### DATA SECTION ###

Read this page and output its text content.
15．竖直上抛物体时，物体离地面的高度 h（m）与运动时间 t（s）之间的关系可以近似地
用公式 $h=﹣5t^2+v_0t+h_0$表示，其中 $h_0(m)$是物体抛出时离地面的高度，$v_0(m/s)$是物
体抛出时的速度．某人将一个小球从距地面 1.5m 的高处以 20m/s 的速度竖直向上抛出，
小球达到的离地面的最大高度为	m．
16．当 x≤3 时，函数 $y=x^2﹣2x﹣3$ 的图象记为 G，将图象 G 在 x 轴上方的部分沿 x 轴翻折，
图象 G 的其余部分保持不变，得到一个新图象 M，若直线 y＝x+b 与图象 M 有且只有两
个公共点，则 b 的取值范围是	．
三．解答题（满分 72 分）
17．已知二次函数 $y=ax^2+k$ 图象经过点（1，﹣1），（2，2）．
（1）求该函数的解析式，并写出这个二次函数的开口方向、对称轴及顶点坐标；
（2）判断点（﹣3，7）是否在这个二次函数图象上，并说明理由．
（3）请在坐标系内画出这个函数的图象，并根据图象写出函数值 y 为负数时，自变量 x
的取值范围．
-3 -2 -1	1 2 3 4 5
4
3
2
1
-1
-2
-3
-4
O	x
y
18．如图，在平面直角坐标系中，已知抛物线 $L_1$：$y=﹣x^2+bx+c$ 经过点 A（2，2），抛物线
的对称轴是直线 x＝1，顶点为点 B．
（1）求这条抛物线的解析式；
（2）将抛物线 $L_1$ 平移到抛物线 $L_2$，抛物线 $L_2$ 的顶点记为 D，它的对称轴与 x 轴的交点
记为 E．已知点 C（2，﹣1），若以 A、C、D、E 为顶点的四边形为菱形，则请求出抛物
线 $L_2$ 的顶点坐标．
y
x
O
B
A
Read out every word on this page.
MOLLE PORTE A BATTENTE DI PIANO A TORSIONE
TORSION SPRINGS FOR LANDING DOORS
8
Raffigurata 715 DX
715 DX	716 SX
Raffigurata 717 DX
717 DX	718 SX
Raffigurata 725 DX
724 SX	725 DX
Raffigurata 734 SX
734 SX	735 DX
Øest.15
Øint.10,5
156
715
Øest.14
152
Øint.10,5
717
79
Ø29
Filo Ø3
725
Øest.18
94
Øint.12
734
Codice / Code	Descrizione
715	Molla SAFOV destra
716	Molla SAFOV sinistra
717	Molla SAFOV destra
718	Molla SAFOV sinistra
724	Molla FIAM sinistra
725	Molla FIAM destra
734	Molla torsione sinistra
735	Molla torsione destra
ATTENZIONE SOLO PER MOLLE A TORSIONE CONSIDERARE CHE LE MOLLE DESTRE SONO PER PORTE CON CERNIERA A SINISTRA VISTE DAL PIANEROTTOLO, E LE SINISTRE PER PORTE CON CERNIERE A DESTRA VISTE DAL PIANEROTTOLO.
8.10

###

GIVEN EXERCISE » Exactly as they are written, print the entries again.

REPLY TO THE EXERCISE »
Read this page and output its text content.
15．竖直上抛物体时，物体离地面的高度 h（m）与运动时间 t（s）之间的关系可以近似地
用公式 $h=﹣5t^2+v_0t+h_0$表示，其中 $h_0(m)$是物体抛出时离地面的高度，$v_0(m/s)$是物
体抛出时的速度．某人将一个小球从距地面 1.5m 的高处以 20m/s 的速度竖直向上抛出，
小球达到的离地面的最大高度为	m．
16．当 x≤3 时，函数 $y=x^2﹣2x﹣3$ 的图象记为 G，将图象 G 在 x 轴上方的部分沿 x 轴翻折，
图象 G 的其余部分保持不变，得到一个新图象 M，若直线 y＝x+b 与图象 M 有且只有两
个公共点，则 b 的取值范围是	．
三．解答题（满分 72 分）
17．已知二次函数 $y=ax^2+k$ 图象经过点（1，﹣1），（2，2）．
（1）求该函数的解析式，并写出这个二次函数的开口方向、对称轴及顶点坐标；
（2）判断点（﹣3，7）是否在这个二次函数图象上，并说明理由．
（3）请在坐标系内画出这个函数的图象，并根据图象写出函数值 y 为负数时，自变量 x
的取值范围．
-3 -2 -1	1 2 3 4 5
4
3
2
1
-1
-2
-3
-4
O	x
y
18．如图，在平面直角坐标系中，已知抛物线 $L_1$：$y=﹣x^2+bx+c$ 经过点 A（2，2），抛物线
的对称轴是直线 x＝1，顶点为点 B．
（1）求这条抛物线的解析式；
（2）将抛物线 $L_1$ 平移到抛物线 $L_2$，抛物线 $L_2$ 的顶点记为 D，它的对称轴与 x 轴的交点
记为 E．已知点 C（2，﹣1），若以 A、C、D、E 为顶点的四边形为菱形，则请求出抛物
线 $L_2$ 的顶点坐标．
y
x
O
B
A
Read out every word on this page.
MOLLE PORTE A BATTENTE DI PIANO A TORSIONE
TORSION SPRINGS FOR LANDING DOORS
8
Raffigurata 715 DX
715 DX	716 SX
Raffigurata 717 DX
717 DX	718 SX
Raffigurata 725 DX
724 SX	725 DX
Raffigurata 734 SX
734 SX	735 DX
Øest.15
Øint.10,5
156
715
Øest.14
152
Øint.10,5
717
79
Ø29
Filo Ø3
725
Øest.18
94
Øint.12
734
Codice / Code	Descrizione
715	Molla SAFOV destra
716	Molla SAFOV sinistra
717	Molla SAFOV destra
718	Molla SAFOV sinistra
724	Molla FIAM sinistra
725	Molla FIAM destra
734	Molla torsione sinistra
735	Molla torsione destra
ATTENZIONE SOLO PER MOLLE A TORSIONE CONSIDERARE CHE LE MOLLE DESTRE SONO PER PORTE CON CERNIERA A SINISTRA VISTE DAL PIANEROTTOLO, E LE SINISTRE PER PORTE CON CERNIERE A DESTRA VISTE DAL PIANEROTTOLO.
8.10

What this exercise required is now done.